## THE EXERCISE
Wherever the word "카운슬러" appears in a line, extract that line.

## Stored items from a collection
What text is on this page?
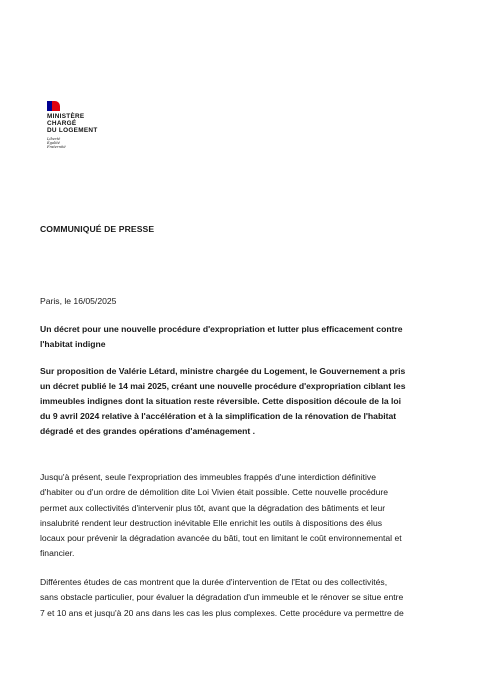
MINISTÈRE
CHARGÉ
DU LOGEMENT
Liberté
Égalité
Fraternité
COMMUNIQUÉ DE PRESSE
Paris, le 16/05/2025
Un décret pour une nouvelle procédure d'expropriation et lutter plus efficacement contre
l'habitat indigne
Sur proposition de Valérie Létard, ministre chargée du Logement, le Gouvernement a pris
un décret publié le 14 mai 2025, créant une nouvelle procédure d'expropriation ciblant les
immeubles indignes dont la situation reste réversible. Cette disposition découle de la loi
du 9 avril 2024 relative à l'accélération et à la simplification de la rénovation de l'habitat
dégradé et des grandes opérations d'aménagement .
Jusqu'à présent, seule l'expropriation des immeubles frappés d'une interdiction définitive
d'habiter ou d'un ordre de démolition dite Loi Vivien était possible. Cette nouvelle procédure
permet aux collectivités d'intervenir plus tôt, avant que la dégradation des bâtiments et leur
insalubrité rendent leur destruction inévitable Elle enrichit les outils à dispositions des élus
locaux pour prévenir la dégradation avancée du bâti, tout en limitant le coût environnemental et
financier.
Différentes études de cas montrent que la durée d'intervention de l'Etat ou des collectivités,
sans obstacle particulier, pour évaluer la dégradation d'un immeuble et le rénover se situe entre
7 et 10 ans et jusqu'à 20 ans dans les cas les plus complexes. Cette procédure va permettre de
---
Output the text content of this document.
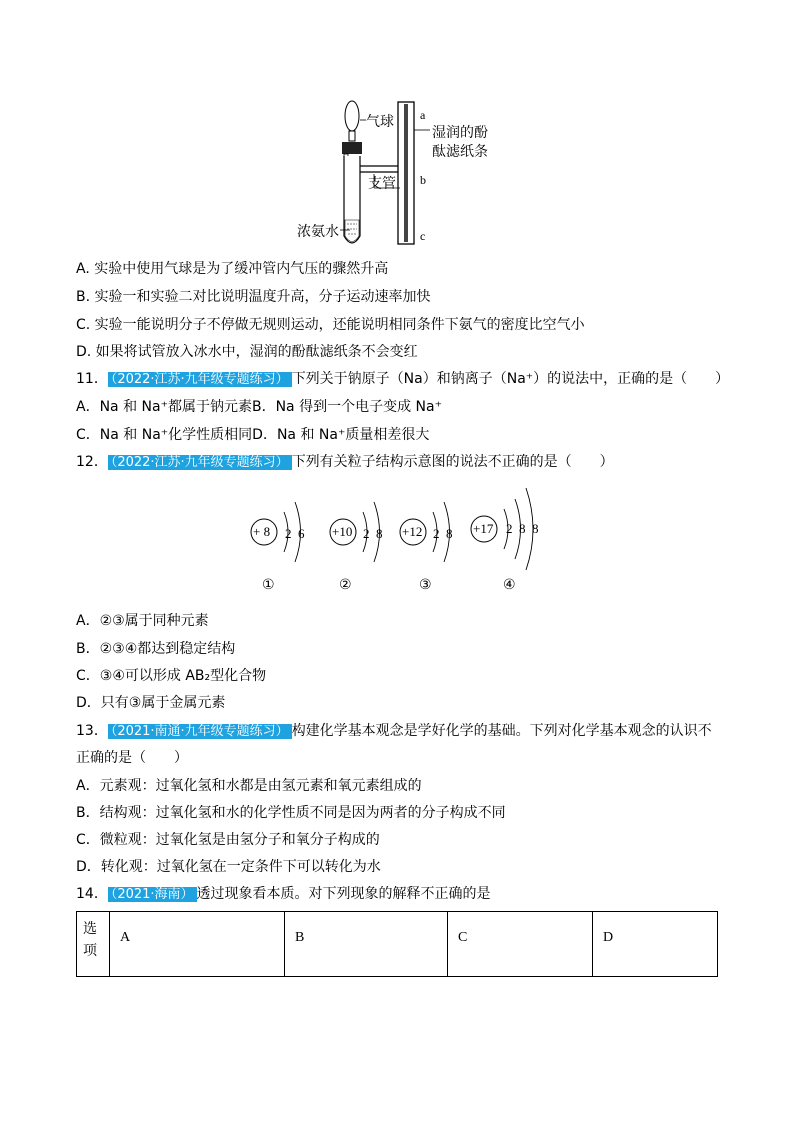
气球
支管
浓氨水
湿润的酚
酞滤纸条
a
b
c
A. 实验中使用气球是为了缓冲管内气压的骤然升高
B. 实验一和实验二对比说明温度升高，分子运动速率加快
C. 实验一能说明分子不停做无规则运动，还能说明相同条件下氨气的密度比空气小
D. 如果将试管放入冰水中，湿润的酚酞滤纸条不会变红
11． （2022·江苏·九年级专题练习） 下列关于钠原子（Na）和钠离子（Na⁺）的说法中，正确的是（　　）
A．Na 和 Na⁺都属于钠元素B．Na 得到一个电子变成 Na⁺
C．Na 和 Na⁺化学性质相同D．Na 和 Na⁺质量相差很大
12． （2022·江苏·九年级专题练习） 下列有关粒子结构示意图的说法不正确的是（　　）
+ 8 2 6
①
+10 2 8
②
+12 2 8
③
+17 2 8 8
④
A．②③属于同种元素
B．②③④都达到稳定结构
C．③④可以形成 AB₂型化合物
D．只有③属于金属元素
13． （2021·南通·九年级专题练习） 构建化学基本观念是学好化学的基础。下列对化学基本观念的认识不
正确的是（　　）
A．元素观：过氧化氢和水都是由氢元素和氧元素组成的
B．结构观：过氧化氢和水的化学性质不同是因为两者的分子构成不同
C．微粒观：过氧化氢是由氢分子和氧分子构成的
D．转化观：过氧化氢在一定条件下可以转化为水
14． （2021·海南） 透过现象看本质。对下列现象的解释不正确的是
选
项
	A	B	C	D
* * *
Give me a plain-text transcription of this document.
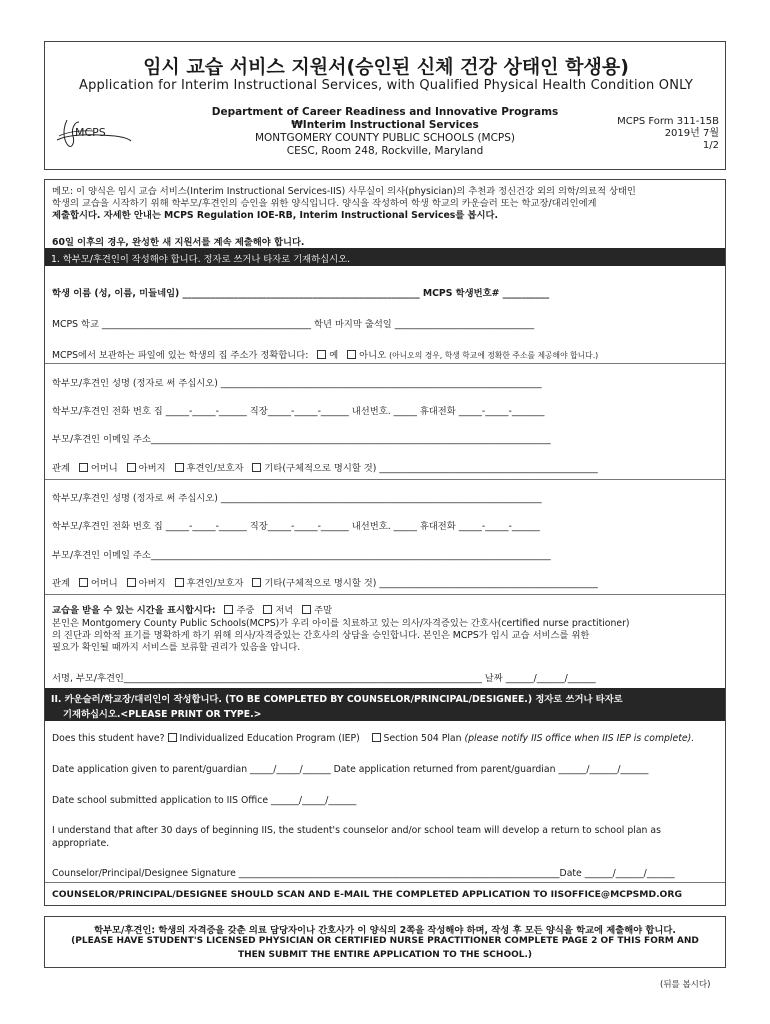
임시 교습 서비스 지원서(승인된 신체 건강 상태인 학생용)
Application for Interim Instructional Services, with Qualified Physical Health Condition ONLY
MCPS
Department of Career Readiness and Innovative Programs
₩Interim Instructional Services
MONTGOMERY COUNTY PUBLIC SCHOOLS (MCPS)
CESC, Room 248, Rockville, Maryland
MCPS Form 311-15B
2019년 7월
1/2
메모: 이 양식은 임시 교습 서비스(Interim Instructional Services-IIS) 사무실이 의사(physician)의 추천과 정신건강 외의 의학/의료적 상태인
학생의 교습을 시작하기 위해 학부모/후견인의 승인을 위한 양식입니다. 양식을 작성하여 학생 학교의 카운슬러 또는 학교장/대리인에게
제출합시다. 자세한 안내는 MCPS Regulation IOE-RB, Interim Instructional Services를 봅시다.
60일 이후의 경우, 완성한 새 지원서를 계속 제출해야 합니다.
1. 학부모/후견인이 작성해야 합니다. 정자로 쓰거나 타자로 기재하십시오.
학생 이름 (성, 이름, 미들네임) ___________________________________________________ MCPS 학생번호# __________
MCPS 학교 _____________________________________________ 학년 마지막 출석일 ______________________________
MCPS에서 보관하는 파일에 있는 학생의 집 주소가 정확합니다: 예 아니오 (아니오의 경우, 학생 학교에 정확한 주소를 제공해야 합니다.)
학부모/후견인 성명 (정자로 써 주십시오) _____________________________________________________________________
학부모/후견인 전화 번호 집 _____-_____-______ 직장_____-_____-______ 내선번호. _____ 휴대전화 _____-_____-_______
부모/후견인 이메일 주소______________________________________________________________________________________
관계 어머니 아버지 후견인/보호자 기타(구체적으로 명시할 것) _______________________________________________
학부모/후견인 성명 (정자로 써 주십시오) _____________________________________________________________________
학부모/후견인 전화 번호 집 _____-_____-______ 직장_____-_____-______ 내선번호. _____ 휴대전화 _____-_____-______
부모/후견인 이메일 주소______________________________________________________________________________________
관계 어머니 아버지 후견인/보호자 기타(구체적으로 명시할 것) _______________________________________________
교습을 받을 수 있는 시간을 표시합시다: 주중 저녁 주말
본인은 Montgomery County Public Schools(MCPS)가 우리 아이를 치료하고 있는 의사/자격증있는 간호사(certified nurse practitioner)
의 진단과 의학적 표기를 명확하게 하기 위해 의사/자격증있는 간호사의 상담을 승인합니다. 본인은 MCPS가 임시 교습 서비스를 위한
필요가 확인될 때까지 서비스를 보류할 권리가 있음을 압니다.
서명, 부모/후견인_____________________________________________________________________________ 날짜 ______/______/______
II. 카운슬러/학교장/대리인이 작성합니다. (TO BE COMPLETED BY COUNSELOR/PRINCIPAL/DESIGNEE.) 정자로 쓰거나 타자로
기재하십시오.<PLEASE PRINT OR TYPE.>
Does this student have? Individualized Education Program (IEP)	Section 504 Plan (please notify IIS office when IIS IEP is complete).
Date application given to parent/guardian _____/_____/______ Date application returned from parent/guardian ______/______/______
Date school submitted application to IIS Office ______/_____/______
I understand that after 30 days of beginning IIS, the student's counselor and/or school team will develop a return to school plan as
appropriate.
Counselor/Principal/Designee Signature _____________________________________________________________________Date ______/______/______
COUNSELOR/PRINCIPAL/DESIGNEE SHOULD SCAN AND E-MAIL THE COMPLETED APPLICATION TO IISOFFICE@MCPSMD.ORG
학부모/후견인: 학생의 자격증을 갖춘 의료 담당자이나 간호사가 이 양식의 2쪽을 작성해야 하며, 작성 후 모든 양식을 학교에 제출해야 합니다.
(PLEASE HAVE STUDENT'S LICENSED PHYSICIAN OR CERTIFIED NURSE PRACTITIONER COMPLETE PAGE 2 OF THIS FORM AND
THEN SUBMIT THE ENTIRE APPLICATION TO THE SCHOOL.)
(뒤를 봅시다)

## COMPLETED EXERCISE
학생의 교습을 시작하기 위해 학부모/후견인의 승인을 위한 양식입니다. 양식을 작성하여 학생 학교의 카운슬러 또는 학교장/대리인에게
II. 카운슬러/학교장/대리인이 작성합니다. (TO BE COMPLETED BY COUNSELOR/PRINCIPAL/DESIGNEE.) 정자로 쓰거나 타자로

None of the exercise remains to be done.